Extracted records
============================================================
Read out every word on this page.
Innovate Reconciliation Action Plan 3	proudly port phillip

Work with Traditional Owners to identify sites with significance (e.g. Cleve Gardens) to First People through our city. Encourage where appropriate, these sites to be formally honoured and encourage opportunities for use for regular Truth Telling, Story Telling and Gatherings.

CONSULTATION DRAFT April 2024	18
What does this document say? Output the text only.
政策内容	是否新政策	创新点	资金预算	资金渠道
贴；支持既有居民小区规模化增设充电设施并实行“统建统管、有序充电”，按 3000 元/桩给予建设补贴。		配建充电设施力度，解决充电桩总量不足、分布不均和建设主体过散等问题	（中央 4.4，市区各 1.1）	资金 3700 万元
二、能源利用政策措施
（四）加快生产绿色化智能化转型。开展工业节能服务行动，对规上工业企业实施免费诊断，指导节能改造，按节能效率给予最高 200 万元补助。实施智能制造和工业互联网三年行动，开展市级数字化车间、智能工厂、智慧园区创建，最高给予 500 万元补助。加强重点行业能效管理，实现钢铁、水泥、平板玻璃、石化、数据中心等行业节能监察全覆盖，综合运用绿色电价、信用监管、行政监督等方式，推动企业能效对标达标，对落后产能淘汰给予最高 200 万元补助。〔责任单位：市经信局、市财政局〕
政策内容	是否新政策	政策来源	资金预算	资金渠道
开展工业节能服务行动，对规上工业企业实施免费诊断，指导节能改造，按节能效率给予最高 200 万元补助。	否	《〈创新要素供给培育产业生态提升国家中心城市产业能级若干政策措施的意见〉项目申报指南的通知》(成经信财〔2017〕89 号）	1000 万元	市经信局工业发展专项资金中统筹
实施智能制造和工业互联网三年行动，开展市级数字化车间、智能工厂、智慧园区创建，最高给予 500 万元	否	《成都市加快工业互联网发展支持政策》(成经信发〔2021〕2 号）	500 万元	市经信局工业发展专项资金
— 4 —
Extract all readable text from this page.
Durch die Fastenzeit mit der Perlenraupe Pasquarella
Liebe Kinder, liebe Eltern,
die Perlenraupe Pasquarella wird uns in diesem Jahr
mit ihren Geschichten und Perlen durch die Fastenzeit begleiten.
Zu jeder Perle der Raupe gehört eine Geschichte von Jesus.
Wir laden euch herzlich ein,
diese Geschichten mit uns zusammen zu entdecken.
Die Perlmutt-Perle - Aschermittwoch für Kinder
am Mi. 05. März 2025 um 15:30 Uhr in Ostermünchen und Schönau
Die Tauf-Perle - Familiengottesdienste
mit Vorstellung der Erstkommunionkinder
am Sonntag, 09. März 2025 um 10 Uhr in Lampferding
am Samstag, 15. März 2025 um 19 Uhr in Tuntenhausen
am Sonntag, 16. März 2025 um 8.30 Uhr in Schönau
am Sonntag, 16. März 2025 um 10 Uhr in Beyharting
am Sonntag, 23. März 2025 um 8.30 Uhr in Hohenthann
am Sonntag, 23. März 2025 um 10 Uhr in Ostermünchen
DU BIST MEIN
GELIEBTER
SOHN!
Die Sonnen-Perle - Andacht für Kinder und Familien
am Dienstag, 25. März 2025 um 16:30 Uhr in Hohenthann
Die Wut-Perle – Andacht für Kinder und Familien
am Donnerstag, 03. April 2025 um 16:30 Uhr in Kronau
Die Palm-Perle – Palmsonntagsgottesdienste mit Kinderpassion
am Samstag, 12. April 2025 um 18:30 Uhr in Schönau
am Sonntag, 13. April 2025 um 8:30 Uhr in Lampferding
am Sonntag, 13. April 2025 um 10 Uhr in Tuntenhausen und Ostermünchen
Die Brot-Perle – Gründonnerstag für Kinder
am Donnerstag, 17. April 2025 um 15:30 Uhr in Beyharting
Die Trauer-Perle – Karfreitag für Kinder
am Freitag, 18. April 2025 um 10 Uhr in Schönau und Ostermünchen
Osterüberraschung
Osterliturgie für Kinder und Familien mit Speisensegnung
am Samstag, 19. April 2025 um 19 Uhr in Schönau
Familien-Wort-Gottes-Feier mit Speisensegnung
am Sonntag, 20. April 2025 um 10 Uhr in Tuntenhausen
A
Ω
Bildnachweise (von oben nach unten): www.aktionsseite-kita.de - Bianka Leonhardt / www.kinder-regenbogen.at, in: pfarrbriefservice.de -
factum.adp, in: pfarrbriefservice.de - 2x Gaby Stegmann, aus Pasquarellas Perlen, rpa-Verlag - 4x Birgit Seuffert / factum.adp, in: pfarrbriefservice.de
============================================================
**EXERCISE BRIEF:** Where does the word "page" appear? Return each line that holds it.

**CORRECT RESULT:**
Read out every word on this page.
Extract all readable text from this page.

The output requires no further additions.